On pouvait avoir des craintes sur l’ambiance à l’Assemblée nationale, et la capacité de la XVIe législature à être à la hauteur de la tâche. Le premier mois de travail lève les craintes. La cuvée est bonne, meilleure que la XVe, et jusqu’ici, aucun blocage n’a été observé. Je dirais même que l’Assemblée fonctionne bien et trouve plutôt rapidement son rythme, même si quelques réglages sont encore nécessaires.

L’équilibre politique de l’hémicycle est plus conforme à la situation dans le pays, avec un résultat de « proportionnelle » où les trois grands blocs politiques (Gauche, Macronie, RN) sont représentés à un niveau leur permettant d’avoir les moyens et le temps pour s’exprimer dans le cadre du travail parlementaire. C’est démocratiquement important que chaque force politique qui pèse réellement, se considère comme correctement représentée, et donc s’inscrive dans le cadre de la discussion parlementaire, plutôt qu’en dehors. Je sens, à travers la manière dont les députés communiquent (notamment sur Twitter) une acceptation très large et un investissement dans ce cadre parlementaire, y compris au RN. Malgré les dramas (déjà oubliés) de la semaine de mise en place des instances de l’Assemblée, l’institution fonctionne, et personne ne conteste la légitimité des vice-présidents RN ou LFI à présider les débats. Au passage, je trouve que globalement, les séances sont bien menées, ce qui contraste avec les débuts, plus chaotiques, de la XVe législature.

Le niveau et la représentativité « sociale » des nouveaux parlementaires me semble aussi meilleure. Le sévère écrémage vécu par la majorité présidentielle a connu son lot d’injustices, de battus méritants, mais a aussi permis de sortir un certain nombre de députés qui « n’ont pas fait leurs preuves » au cours des cinq dernières années, ou pire, qui ont montré leur incompétence. Il y a quelques défaites sur lesquelles je n’ai pas pleuré. Dans le lot des entrants, il y a quelques beaux profils, notamment chez LFI. Même si je suis en désaccord assez radical avec leurs postures et leurs positionnements politiques, je dois reconnaitre qu’un certain nombre d’entre eux « ont le niveau » pour faire de bons parlementaires. Je ne dirais pas autant du RN, où les profils aguerris sont moins nombreux, et où beaucoup partent d’assez loin sur le plan « parlementaire ». Mais la montée en compétence se fera, il faut juste leur laisser le temps et certains apportent une « diversité » sociale. Même si l’Assemblée reste largement dominée par les classes supérieures, diplomées, il y a davantage de « profils atypiques » dans cette assemblée. Espérons qu’ils arriveront à s’exprimer.

On recommence également à faire de la politique dans l’hémicycle. Même si devoir écouter les prêches militants où certains députés enchainent les poncifs et les clichés est parfois pesant, c’est une bonne chose qu’il y ait une expression de visions idéologiques à l’occasion de l’examen des premiers textes. Le travail parlementaire, ce n’est pas juste de la légistique, c’est aussi, et surtout, de fixer des caps politiques, d’expliciter des visions politiques qui donnent du sens aux textes législatifs examinés. La Nupes joue à fond cette carte, de la politisation et de la réidéologisation, qui va, je l’espère, obliger les autres camps à suivre, et à expliciter, eux aussi, leurs visions. Le discours technocrate de la majorité, aux débuts de la XVe législature, est bel et bien enterré, et c’est une bonne nouvelle pour la démocratie.

DONNÉES RECUEILLIES
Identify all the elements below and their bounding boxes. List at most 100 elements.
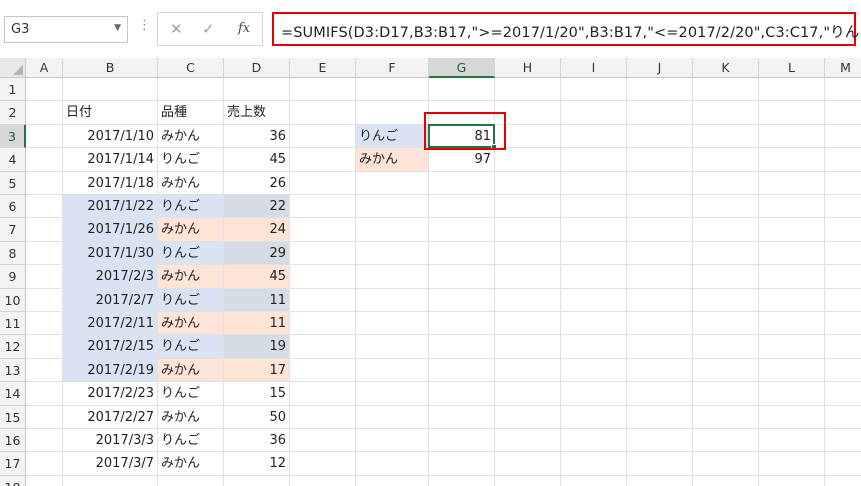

CONSIGNES DE L'EXERCICE
1/ Répondez à ces questions sur le texte consacré à la XVIe législature :
(a) Quels sont les trois grands blocs politiques représentés dans l'hémicycle ?
(b) Dans quel groupe le texte relève-t-il quelques beaux profils parmi les entrants ?
(c) Quel discours est dit « bel et bien enterré » ?
2/ Poursuivez le texte consacré à la XVIe législature à partir de sa dernière phrase.

RÉPONSES
1/
(a) La Gauche, la Macronie et le RN.
(b) Chez LFI.
(c) Le discours technocrate de la majorité, aux débuts de la XVe législature.

2/
Cela se fait sans paralysie du travail législatif. Même s’ils font beaucoup de bruit dans l’hémicycle, les oppositions restent dans le cadre et les discussions avancent. L’hémicycle est un théâtre politique, le lieu où s’expriment, parfois de manière un peu excessive, les lignes et oppositions politiques. Jusqu’ici, la séance joue pleinement son rôle, y compris dans les « désordres » et les chahuts. Je n’ai pas vu de dépôt massif d’amendements hors sujet, comme les LFI le faisaient en 2017, ni de stratégie d’obstruction. Si les débats autour de certains textes, comme la loi de finances rectificative durent plus longtemps que prévu, c’est peut-être parce que le gouvernement n’a peut-être pas prévu assez de temps, et a imposé un calendrier irréaliste. Comment croire qu’en démarrant ce PLFR un vendredi après-midi, après avoir siégé toute la semaine sur une autre loi importante, tout aurait été bouclé dans la nuit de samedi à dimanche ? Les débats qui ont eu lieu à l’occasion de ces textes sur le pouvoir d’achat n’étaient pas « à coté de la plaque » et se sont révélés d’assez bonne tenue sur le plan technique et politique. Il y a globalement eu « débat », c’est-à-dire échanges d’arguments, et pas des tunnels de monologues entre groupes politiques ne s’écoutant pas.

L’absence de majorité absolue n’a pas été, jusqu’ici, un problème. Le gouvernement a été battu sur certains sujets, mais à chaque fois, ce n’était pas vraiment une surprise. Cela n’a pas empêché les textes d’être adoptés, et en nouant des compromis, à peu près comme le gouvernement le souhaitait. Certes, il y a eu des petits loupés, des manières de faire à perfectionner, mais l’adaptation a été rapide et tout le monde, y compris les oppositions, ont joué le jeu. L’Assemblée va vite trouver sa vitesse de croisière, sur les rythmes (le gouvernement vient de lâcher du lest en renonçant à la session extraordinaire de septembre) et sur l’organisation de la préparation, en amont, des textes législatifs. Le spectre de la dissolution s’éloigne sérieusement (sauf crise politique grave).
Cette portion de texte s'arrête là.